EXTRACTED INFORMATION
+ + + + + + +

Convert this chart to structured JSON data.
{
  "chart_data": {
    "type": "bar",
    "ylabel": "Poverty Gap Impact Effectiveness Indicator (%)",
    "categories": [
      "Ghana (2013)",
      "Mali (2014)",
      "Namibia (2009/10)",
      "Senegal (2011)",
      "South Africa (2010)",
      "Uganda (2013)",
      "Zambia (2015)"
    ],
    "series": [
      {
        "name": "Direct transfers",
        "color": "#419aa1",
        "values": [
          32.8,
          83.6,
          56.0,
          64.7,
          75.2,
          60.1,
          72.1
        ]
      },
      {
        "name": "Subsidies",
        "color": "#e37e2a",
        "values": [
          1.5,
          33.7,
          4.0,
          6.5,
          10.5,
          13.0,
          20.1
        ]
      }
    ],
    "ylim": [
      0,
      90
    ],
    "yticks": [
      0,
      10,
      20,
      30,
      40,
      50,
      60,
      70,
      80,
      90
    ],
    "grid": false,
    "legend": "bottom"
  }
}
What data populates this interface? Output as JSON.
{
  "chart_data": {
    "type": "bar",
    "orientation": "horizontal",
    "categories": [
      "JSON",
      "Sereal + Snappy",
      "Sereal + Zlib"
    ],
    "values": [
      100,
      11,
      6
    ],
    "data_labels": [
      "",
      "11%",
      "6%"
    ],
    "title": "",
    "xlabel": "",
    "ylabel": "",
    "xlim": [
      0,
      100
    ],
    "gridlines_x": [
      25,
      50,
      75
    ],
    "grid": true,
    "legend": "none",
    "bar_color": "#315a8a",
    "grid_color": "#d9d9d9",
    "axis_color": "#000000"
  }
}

+ + + + + + +

SET EXERCISE
Starting at the line that contains "What data populates", output each remaining line of the listing, the last line included, exactly as it appears.

THE OUTPUT
What data populates this interface? Output as JSON.
{
  "chart_data": {
    "type": "bar",
    "orientation": "horizontal",
    "categories": [
      "JSON",
      "Sereal + Snappy",
      "Sereal + Zlib"
    ],
    "values": [
      100,
      11,
      6
    ],
    "data_labels": [
      "",
      "11%",
      "6%"
    ],
    "title": "",
    "xlabel": "",
    "ylabel": "",
    "xlim": [
      0,
      100
    ],
    "gridlines_x": [
      25,
      50,
      75
    ],
    "grid": true,
    "legend": "none",
    "bar_color": "#315a8a",
    "grid_color": "#d9d9d9",
    "axis_color": "#000000"
  }
}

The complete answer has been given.